Brief:
Return every record below exactly as written, but leave out the pictures.

Extracted data entries:
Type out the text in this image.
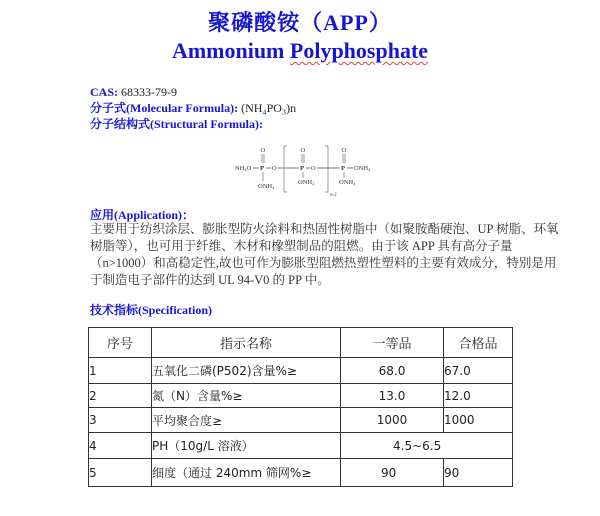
聚磷酸铵（APP）
Ammonium Polyphosphate
CAS: 68333-79-9
分子式(Molecular Formula): (NH₄PO₃)n
分子结构式(Structural Formula):
NH₄O P
O
ONH₄
O	P
O
ONH₄
O
n-2
P
O
ONH₄
ONH₄
应用(Application)：
主要用于纺织涂层、膨胀型防火涂料和热固性树脂中（如聚胺酯硬泡、UP 树脂、环氧树脂等），也可用于纤维、木材和橡塑制品的阻燃。由于该 APP 具有高分子量（n>1000）和高稳定性,故也可作为膨胀型阻燃热塑性塑料的主要有效成分，特别是用于制造电子部件的达到 UL 94-V0 的 PP 中。
技术指标(Specification)
序号	指示名称	一等品	合格品
1	五氧化二磷(P502)含量%≥	68.0	67.0
2	氮（N）含量%≥	13.0	12.0
3	平均聚合度≥	1000	1000
4	PH（10g/L 溶液）	4.5~6.5	
5	细度（通过 240mm 筛网%≥	90	90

Solution:
Type out the text in this image.
聚磷酸铵（APP）
Ammonium Polyphosphate
CAS: 68333-79-9
分子式(Molecular Formula): (NH₄PO₃)n
分子结构式(Structural Formula):
NH₄O P
O
ONH₄
O	P
O
ONH₄
O
n-2
P
O
ONH₄
ONH₄
应用(Application)：
主要用于纺织涂层、膨胀型防火涂料和热固性树脂中（如聚胺酯硬泡、UP 树脂、环氧树脂等），也可用于纤维、木材和橡塑制品的阻燃。由于该 APP 具有高分子量（n>1000）和高稳定性,故也可作为膨胀型阻燃热塑性塑料的主要有效成分，特别是用于制造电子部件的达到 UL 94-V0 的 PP 中。
技术指标(Specification)
序号	指示名称	一等品	合格品
1	五氧化二磷(P502)含量%≥	68.0	67.0
2	氮（N）含量%≥	13.0	12.0
3	平均聚合度≥	1000	1000
4	PH（10g/L 溶液）	4.5~6.5	
5	细度（通过 240mm 筛网%≥	90	90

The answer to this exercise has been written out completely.